TO BE DONE: State how many lines hold the string "White". Give the number and nothing else.

Rows from a figure dataset:
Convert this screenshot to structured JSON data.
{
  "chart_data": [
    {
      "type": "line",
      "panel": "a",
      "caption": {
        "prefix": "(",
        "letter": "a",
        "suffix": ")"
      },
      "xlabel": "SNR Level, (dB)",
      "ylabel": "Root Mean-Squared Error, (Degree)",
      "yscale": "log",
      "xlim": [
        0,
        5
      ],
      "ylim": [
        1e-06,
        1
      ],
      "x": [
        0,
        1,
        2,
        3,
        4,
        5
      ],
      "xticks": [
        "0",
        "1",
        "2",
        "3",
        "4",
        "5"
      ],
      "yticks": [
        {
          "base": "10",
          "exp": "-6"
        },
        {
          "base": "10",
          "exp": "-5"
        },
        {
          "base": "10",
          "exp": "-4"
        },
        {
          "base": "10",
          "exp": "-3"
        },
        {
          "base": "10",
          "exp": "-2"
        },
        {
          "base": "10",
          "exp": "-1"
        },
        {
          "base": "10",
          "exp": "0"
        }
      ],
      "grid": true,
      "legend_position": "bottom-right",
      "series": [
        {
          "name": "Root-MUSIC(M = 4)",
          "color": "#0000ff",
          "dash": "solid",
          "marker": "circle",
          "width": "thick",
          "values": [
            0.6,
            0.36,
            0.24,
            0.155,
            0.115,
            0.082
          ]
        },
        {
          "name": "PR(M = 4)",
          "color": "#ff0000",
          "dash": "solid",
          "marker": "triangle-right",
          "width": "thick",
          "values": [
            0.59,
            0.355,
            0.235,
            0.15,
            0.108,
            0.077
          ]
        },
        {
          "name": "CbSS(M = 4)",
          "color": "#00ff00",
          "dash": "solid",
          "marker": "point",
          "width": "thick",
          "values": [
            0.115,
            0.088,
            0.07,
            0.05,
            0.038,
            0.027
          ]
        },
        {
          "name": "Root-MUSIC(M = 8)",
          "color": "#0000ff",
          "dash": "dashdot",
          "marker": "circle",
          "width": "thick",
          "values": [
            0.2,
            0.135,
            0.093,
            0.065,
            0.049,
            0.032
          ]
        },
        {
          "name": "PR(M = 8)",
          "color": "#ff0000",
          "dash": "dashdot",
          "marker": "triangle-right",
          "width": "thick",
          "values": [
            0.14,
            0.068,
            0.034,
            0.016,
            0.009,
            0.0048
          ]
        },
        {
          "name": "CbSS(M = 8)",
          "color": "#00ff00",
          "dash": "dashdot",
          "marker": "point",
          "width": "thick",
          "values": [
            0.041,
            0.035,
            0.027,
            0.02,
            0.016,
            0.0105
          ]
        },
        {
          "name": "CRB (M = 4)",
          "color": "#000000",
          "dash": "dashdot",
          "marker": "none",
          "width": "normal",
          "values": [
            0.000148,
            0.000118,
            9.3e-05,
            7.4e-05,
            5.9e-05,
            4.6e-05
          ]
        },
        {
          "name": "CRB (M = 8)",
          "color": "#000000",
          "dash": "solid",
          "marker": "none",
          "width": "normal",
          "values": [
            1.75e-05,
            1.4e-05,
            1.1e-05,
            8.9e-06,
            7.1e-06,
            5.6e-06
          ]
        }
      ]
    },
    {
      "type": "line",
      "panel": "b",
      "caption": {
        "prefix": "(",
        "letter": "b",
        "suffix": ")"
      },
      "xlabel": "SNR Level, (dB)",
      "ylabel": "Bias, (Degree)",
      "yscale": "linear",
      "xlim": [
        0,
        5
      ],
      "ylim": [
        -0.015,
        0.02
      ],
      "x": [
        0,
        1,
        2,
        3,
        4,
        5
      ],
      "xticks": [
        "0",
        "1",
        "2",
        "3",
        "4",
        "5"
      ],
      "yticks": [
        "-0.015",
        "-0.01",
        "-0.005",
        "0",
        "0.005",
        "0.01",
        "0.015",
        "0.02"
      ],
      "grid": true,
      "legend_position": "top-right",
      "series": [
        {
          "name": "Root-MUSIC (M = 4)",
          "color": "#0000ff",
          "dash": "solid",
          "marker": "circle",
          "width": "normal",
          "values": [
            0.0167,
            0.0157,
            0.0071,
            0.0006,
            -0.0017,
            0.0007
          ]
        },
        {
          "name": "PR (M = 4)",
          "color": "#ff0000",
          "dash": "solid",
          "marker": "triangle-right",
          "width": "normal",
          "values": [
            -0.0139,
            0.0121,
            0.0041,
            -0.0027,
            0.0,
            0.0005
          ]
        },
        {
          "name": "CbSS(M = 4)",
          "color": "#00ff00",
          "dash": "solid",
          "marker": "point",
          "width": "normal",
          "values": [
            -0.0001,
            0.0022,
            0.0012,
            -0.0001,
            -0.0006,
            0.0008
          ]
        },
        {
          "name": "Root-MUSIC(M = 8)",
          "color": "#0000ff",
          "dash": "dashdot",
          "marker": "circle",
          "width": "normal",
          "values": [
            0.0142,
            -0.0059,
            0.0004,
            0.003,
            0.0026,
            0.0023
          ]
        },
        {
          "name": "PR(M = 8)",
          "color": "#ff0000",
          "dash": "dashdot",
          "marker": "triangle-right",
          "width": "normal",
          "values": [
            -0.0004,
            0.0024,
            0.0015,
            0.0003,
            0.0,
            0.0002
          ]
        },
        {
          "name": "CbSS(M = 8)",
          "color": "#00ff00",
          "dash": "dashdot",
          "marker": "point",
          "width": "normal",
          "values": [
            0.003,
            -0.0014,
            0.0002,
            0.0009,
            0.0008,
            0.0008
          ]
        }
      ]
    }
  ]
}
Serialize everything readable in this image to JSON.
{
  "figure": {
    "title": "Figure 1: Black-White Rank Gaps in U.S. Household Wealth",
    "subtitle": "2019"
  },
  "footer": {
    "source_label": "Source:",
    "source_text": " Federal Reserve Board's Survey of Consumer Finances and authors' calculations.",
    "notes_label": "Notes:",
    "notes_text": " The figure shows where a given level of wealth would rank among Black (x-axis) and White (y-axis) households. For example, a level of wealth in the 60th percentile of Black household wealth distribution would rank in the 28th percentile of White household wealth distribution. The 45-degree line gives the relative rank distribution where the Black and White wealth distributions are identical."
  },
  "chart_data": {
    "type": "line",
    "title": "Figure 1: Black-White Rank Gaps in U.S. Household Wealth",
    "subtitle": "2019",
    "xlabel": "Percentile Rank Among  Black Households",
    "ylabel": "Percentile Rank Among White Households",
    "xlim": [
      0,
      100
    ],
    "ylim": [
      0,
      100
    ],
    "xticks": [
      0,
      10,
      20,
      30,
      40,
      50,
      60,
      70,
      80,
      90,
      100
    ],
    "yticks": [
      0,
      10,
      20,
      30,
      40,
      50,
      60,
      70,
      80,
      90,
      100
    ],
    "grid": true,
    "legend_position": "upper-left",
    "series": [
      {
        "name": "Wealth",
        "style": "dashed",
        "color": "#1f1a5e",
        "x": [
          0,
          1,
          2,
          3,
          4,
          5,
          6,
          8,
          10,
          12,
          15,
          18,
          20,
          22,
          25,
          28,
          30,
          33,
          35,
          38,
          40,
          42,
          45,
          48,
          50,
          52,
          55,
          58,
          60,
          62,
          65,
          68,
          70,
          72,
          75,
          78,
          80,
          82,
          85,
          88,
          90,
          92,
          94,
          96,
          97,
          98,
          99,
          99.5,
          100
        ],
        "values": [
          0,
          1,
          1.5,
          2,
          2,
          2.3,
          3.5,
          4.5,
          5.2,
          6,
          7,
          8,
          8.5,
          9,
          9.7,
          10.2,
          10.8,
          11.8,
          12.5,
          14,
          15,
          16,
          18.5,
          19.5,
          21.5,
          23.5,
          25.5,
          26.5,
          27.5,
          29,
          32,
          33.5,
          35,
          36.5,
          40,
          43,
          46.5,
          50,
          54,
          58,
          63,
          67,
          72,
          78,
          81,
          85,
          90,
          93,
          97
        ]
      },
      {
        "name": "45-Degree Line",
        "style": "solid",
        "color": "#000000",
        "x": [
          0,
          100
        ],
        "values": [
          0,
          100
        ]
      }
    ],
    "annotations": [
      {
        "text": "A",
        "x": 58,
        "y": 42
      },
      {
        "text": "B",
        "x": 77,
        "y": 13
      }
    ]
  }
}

REPLY TO THE TASK: 4